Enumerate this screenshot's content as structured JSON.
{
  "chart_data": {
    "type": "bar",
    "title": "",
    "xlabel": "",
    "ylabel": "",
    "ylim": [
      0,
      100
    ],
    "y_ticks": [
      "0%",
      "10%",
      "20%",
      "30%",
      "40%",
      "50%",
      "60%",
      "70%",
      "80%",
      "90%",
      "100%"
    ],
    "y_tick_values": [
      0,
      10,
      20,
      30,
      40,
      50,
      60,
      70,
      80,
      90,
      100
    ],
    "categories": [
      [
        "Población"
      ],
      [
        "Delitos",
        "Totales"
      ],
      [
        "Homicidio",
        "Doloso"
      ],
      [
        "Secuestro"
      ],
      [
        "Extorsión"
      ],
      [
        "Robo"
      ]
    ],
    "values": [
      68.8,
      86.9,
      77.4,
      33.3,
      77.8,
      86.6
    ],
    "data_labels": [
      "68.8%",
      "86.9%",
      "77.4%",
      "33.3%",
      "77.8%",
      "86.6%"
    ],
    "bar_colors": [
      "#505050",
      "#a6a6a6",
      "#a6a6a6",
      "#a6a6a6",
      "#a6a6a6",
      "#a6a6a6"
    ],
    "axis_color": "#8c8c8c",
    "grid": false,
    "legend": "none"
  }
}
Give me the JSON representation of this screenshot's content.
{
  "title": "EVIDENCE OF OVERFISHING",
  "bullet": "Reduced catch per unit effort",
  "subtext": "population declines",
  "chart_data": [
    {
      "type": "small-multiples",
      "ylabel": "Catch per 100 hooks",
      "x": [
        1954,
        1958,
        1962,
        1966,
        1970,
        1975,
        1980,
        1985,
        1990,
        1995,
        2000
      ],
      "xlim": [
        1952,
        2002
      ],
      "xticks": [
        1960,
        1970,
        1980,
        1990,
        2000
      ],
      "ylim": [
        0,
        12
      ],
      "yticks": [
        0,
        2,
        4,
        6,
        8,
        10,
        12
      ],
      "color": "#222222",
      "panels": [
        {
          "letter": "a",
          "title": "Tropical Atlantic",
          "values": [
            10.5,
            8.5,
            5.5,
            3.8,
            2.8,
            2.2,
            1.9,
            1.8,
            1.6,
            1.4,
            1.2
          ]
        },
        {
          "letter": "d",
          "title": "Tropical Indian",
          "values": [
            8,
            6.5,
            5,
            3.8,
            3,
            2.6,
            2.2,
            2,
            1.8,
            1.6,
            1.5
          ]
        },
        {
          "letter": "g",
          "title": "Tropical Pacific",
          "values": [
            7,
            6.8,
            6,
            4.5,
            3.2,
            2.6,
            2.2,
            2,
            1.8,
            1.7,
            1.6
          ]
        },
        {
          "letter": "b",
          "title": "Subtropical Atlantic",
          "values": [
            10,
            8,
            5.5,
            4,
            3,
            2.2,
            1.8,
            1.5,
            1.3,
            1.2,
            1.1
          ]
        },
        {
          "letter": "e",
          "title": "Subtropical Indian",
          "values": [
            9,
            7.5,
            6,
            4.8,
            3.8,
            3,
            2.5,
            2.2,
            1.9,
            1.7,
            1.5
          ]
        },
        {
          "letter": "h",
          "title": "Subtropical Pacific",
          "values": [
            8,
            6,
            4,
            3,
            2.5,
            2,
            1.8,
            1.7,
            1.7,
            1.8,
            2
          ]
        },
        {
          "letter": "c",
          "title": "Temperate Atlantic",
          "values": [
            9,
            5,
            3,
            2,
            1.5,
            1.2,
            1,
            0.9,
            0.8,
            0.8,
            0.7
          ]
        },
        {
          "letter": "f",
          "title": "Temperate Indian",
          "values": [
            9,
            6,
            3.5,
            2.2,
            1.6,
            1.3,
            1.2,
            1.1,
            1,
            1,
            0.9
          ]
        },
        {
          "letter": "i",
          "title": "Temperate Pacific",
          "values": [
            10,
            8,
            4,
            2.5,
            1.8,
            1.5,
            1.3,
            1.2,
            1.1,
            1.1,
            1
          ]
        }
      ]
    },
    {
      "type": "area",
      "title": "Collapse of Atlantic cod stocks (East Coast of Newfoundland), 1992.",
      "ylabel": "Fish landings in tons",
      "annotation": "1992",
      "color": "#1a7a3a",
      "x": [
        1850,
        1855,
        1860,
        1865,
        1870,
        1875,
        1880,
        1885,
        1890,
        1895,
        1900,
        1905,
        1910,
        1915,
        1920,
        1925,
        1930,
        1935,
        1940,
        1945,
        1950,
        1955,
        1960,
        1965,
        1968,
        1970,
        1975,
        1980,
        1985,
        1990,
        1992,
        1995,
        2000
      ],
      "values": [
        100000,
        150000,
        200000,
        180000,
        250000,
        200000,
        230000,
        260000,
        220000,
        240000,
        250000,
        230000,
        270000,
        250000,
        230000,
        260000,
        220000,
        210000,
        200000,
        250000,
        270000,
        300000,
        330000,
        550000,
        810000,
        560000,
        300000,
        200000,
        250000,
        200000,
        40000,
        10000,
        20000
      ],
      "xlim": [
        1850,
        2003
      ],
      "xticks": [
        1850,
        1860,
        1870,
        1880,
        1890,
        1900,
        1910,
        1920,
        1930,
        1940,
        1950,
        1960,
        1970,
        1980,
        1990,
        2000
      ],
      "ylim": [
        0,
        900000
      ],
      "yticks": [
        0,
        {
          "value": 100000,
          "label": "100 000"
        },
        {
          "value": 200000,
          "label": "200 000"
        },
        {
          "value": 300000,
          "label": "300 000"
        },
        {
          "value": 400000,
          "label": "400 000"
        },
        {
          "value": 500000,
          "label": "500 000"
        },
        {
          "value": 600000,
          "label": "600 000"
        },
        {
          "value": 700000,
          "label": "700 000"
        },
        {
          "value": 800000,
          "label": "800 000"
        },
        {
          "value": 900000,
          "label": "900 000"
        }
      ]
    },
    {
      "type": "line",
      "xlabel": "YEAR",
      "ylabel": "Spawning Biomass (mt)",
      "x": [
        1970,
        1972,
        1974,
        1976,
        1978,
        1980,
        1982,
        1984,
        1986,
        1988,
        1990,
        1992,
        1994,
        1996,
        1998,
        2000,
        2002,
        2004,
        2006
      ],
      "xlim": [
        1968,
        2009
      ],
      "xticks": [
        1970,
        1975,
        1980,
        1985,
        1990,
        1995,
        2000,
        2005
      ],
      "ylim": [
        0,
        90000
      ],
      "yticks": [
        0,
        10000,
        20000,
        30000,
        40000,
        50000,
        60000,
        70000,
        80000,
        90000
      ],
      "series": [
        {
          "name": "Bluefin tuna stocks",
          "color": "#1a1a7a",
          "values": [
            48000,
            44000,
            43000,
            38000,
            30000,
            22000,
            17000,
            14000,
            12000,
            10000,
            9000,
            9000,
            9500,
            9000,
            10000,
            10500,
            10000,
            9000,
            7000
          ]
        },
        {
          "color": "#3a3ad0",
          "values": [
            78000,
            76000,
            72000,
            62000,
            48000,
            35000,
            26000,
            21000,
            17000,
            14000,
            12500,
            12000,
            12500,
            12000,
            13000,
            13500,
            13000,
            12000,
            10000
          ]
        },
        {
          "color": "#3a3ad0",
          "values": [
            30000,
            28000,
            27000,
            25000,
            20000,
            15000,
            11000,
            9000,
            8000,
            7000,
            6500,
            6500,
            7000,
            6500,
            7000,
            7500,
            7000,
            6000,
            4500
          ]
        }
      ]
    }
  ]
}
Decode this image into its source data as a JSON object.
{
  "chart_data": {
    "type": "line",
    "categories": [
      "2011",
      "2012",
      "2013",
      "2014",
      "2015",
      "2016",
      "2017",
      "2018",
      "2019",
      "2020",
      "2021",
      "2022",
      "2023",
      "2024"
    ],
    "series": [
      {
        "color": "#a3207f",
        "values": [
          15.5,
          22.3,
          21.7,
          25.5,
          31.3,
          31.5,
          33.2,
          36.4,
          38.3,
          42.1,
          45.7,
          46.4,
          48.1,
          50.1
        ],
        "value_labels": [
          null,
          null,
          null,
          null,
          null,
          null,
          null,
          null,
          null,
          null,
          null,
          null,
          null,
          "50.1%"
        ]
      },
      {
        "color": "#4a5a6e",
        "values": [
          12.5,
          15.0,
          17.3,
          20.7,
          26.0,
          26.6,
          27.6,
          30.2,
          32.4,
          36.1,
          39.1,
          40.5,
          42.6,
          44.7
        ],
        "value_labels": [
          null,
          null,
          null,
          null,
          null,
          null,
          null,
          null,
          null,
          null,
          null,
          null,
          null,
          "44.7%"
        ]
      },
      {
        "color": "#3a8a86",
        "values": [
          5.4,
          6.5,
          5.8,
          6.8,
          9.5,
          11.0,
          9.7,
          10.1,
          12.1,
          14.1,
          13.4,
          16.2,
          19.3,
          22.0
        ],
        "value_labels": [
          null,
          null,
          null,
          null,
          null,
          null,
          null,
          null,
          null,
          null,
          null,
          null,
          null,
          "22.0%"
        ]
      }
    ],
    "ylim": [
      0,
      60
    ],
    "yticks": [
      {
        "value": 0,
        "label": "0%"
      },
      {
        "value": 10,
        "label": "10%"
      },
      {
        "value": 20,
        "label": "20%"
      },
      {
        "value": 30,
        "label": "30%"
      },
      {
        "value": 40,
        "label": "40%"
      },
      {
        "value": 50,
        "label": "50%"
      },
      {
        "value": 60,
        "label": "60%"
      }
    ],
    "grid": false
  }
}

> [YOUR TASK]
Search the listing for the string "title". Copy each line where it turns up.

> [EXERCISE ANSWER]
    "title": "",
  "title": "EVIDENCE OF OVERFISHING",
          "title": "Tropical Atlantic",
          "title": "Tropical Indian",
          "title": "Tropical Pacific",
          "title": "Subtropical Atlantic",
          "title": "Subtropical Indian",
          "title": "Subtropical Pacific",
          "title": "Temperate Atlantic",
          "title": "Temperate Indian",
          "title": "Temperate Pacific",
      "title": "Collapse of Atlantic cod stocks (East Coast of Newfoundland), 1992.",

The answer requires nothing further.